> Task statement: Collect from the data below each line with "type".

> Working data:
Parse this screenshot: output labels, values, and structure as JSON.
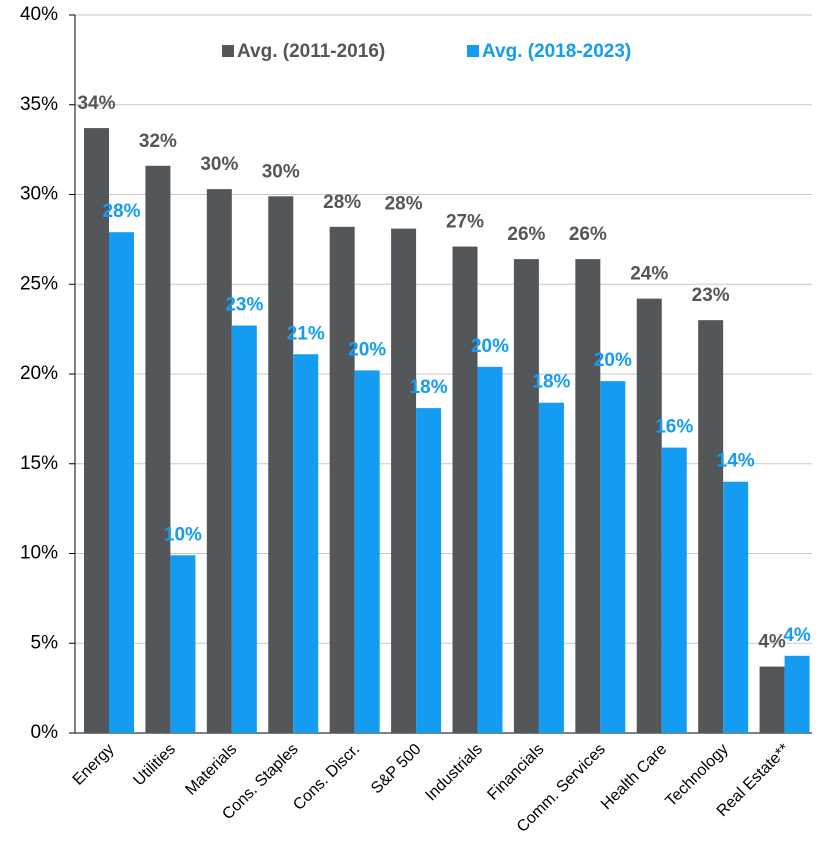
{
  "chart_data": {
    "type": "bar",
    "categories": [
      "Energy",
      "Utilities",
      "Materials",
      "Cons. Staples",
      "Cons. Discr.",
      "S&P 500",
      "Industrials",
      "Financials",
      "Comm. Services",
      "Health Care",
      "Technology",
      "Real Estate**"
    ],
    "series": [
      {
        "name": "Avg. (2011-2016)",
        "color": "#54575a",
        "values": [
          33.7,
          31.6,
          30.3,
          29.9,
          28.2,
          28.1,
          27.1,
          26.4,
          26.4,
          24.2,
          23.0,
          3.7
        ],
        "value_labels": [
          "34%",
          "32%",
          "30%",
          "30%",
          "28%",
          "28%",
          "27%",
          "26%",
          "26%",
          "24%",
          "23%",
          "4%"
        ]
      },
      {
        "name": "Avg. (2018-2023)",
        "color": "#139cf2",
        "values": [
          27.9,
          9.9,
          22.7,
          21.1,
          20.2,
          18.1,
          20.4,
          18.4,
          19.6,
          15.9,
          14.0,
          4.3
        ],
        "value_labels": [
          "28%",
          "10%",
          "23%",
          "21%",
          "20%",
          "18%",
          "20%",
          "18%",
          "20%",
          "16%",
          "14%",
          "4%"
        ]
      }
    ],
    "ylim": [
      0,
      40
    ],
    "yticks": [
      {
        "value": 0,
        "label": "0%"
      },
      {
        "value": 5,
        "label": "5%"
      },
      {
        "value": 10,
        "label": "10%"
      },
      {
        "value": 15,
        "label": "15%"
      },
      {
        "value": 20,
        "label": "20%"
      },
      {
        "value": 25,
        "label": "25%"
      },
      {
        "value": 30,
        "label": "30%"
      },
      {
        "value": 35,
        "label": "35%"
      },
      {
        "value": 40,
        "label": "40%"
      }
    ],
    "grid": true,
    "legend": "top"
  }
}
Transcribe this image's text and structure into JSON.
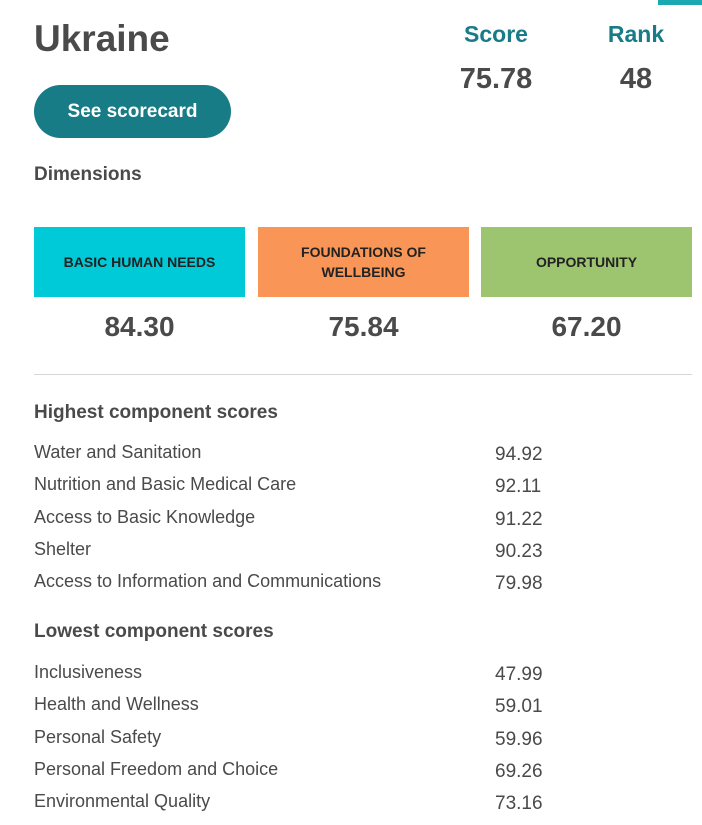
{
  "country": "Ukraine",
  "metrics": {
    "score_label": "Score",
    "score_value": "75.78",
    "rank_label": "Rank",
    "rank_value": "48"
  },
  "scorecard_button": "See scorecard",
  "dimensions": {
    "title": "Dimensions",
    "items": [
      {
        "label": "BASIC HUMAN NEEDS",
        "value": "84.30",
        "color": "#00c9d8"
      },
      {
        "label": "FOUNDATIONS OF WELLBEING",
        "value": "75.84",
        "color": "#f99556"
      },
      {
        "label": "OPPORTUNITY",
        "value": "67.20",
        "color": "#9dc46f"
      }
    ]
  },
  "highest": {
    "title": "Highest component scores",
    "items": [
      {
        "name": "Water and Sanitation",
        "score": "94.92"
      },
      {
        "name": "Nutrition and Basic Medical Care",
        "score": "92.11"
      },
      {
        "name": "Access to Basic Knowledge",
        "score": "91.22"
      },
      {
        "name": "Shelter",
        "score": "90.23"
      },
      {
        "name": "Access to Information and Communications",
        "score": "79.98"
      }
    ]
  },
  "lowest": {
    "title": "Lowest component scores",
    "items": [
      {
        "name": "Inclusiveness",
        "score": "47.99"
      },
      {
        "name": "Health and Wellness",
        "score": "59.01"
      },
      {
        "name": "Personal Safety",
        "score": "59.96"
      },
      {
        "name": "Personal Freedom and Choice",
        "score": "69.26"
      },
      {
        "name": "Environmental Quality",
        "score": "73.16"
      }
    ]
  },
  "colors": {
    "accent": "#177c86",
    "text": "#4a4a4a"
  }
}
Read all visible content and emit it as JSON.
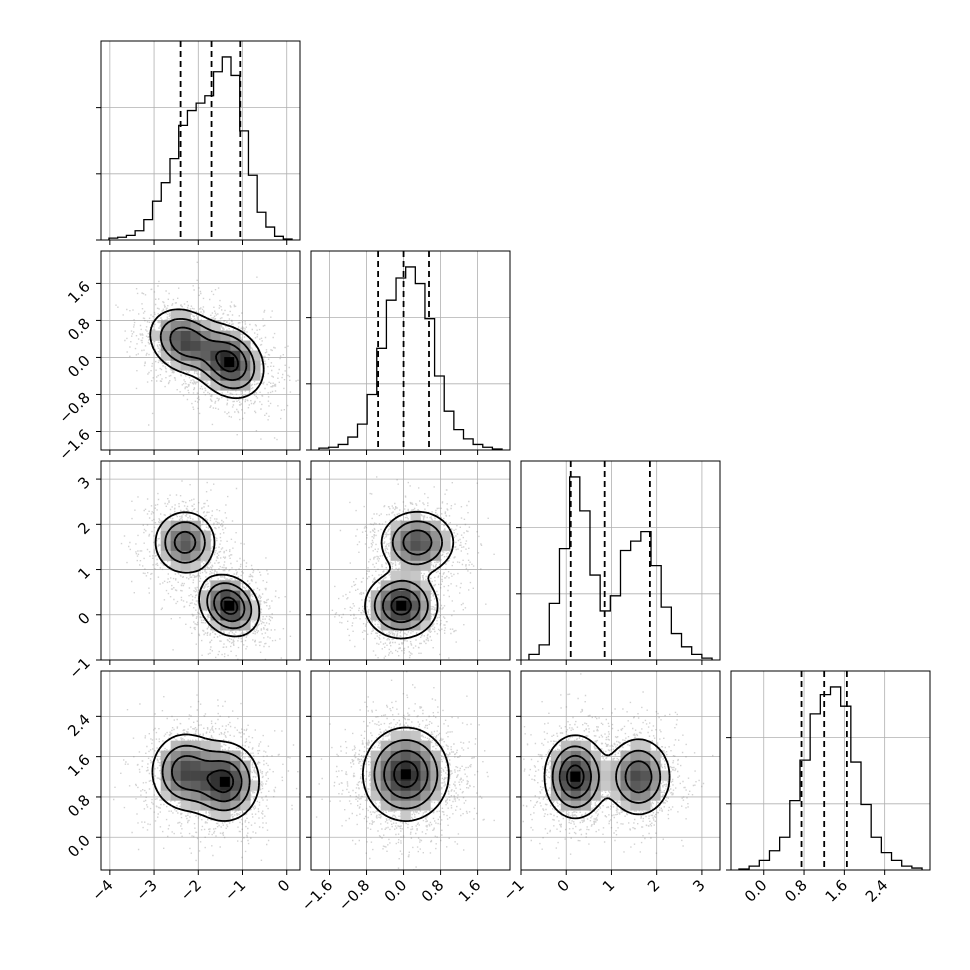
{
  "figure": {
    "type": "corner-plot",
    "background": "#ffffff",
    "line_color": "#000000",
    "grid_color": "#b0b0b0",
    "scatter_color": "#7f7f7f"
  },
  "chart_data": {
    "type": "corner",
    "parameters": [
      {
        "range": [
          -4.2,
          0.3
        ],
        "ticks": [
          -4,
          -3,
          -2,
          -1,
          0
        ],
        "tick_labels": [
          "−4",
          "−3",
          "−2",
          "−1",
          "0"
        ],
        "quantiles": [
          -2.4,
          -1.7,
          -1.05
        ]
      },
      {
        "range": [
          -2.0,
          2.3
        ],
        "ticks": [
          -1.6,
          -0.8,
          0.0,
          0.8,
          1.6
        ],
        "tick_labels": [
          "−1.6",
          "−0.8",
          "0.0",
          "0.8",
          "1.6"
        ],
        "quantiles": [
          -0.55,
          0.0,
          0.55
        ]
      },
      {
        "range": [
          -1.0,
          3.4
        ],
        "ticks": [
          -1,
          0,
          1,
          2,
          3
        ],
        "tick_labels": [
          "−1",
          "0",
          "1",
          "2",
          "3"
        ],
        "quantiles": [
          0.1,
          0.85,
          1.85
        ]
      },
      {
        "range": [
          -0.65,
          3.3
        ],
        "ticks": [
          0.0,
          0.8,
          1.6,
          2.4
        ],
        "tick_labels": [
          "0.0",
          "0.8",
          "1.6",
          "2.4"
        ],
        "quantiles": [
          0.75,
          1.2,
          1.65
        ]
      }
    ],
    "histograms": [
      {
        "values": [
          0.01,
          0.015,
          0.025,
          0.05,
          0.11,
          0.21,
          0.31,
          0.44,
          0.62,
          0.7,
          0.74,
          0.78,
          0.91,
          0.99,
          0.89,
          0.59,
          0.35,
          0.15,
          0.07,
          0.02,
          0.005
        ]
      },
      {
        "values": [
          0.01,
          0.015,
          0.03,
          0.07,
          0.14,
          0.3,
          0.55,
          0.81,
          0.93,
          0.99,
          0.9,
          0.71,
          0.4,
          0.21,
          0.11,
          0.06,
          0.03,
          0.015,
          0.005
        ]
      },
      {
        "values": [
          0.03,
          0.08,
          0.3,
          0.59,
          0.97,
          0.79,
          0.45,
          0.26,
          0.34,
          0.58,
          0.63,
          0.68,
          0.5,
          0.28,
          0.14,
          0.07,
          0.03,
          0.01
        ]
      },
      {
        "values": [
          0.005,
          0.02,
          0.05,
          0.1,
          0.17,
          0.36,
          0.57,
          0.81,
          0.91,
          0.95,
          0.85,
          0.56,
          0.34,
          0.17,
          0.09,
          0.05,
          0.02,
          0.01
        ]
      }
    ],
    "pairs": [
      {
        "x": 0,
        "y": 1,
        "components": [
          {
            "mx": -1.3,
            "my": -0.1,
            "sx": 0.38,
            "sy": 0.38,
            "rho": -0.2,
            "w": 0.55
          },
          {
            "mx": -2.3,
            "my": 0.35,
            "sx": 0.4,
            "sy": 0.35,
            "rho": -0.2,
            "w": 0.45
          }
        ]
      },
      {
        "x": 0,
        "y": 2,
        "components": [
          {
            "mx": -1.3,
            "my": 0.2,
            "sx": 0.33,
            "sy": 0.33,
            "rho": -0.2,
            "w": 0.55
          },
          {
            "mx": -2.3,
            "my": 1.6,
            "sx": 0.35,
            "sy": 0.35,
            "rho": 0.0,
            "w": 0.45
          }
        ]
      },
      {
        "x": 1,
        "y": 2,
        "components": [
          {
            "mx": -0.05,
            "my": 0.2,
            "sx": 0.38,
            "sy": 0.35,
            "rho": 0.0,
            "w": 0.55
          },
          {
            "mx": 0.3,
            "my": 1.6,
            "sx": 0.4,
            "sy": 0.35,
            "rho": 0.0,
            "w": 0.45
          }
        ]
      },
      {
        "x": 0,
        "y": 3,
        "components": [
          {
            "mx": -1.4,
            "my": 1.1,
            "sx": 0.38,
            "sy": 0.38,
            "rho": 0.0,
            "w": 0.55
          },
          {
            "mx": -2.3,
            "my": 1.3,
            "sx": 0.38,
            "sy": 0.38,
            "rho": 0.0,
            "w": 0.45
          }
        ]
      },
      {
        "x": 1,
        "y": 3,
        "components": [
          {
            "mx": 0.05,
            "my": 1.25,
            "sx": 0.45,
            "sy": 0.45,
            "rho": 0.0,
            "w": 1.0
          }
        ]
      },
      {
        "x": 2,
        "y": 3,
        "components": [
          {
            "mx": 0.2,
            "my": 1.2,
            "sx": 0.33,
            "sy": 0.4,
            "rho": 0.0,
            "w": 0.55
          },
          {
            "mx": 1.6,
            "my": 1.2,
            "sx": 0.35,
            "sy": 0.38,
            "rho": 0.0,
            "w": 0.45
          }
        ]
      }
    ]
  }
}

> Final answer:
    "type": "bar",
    "type": "corner-plot",
    "type": "corner",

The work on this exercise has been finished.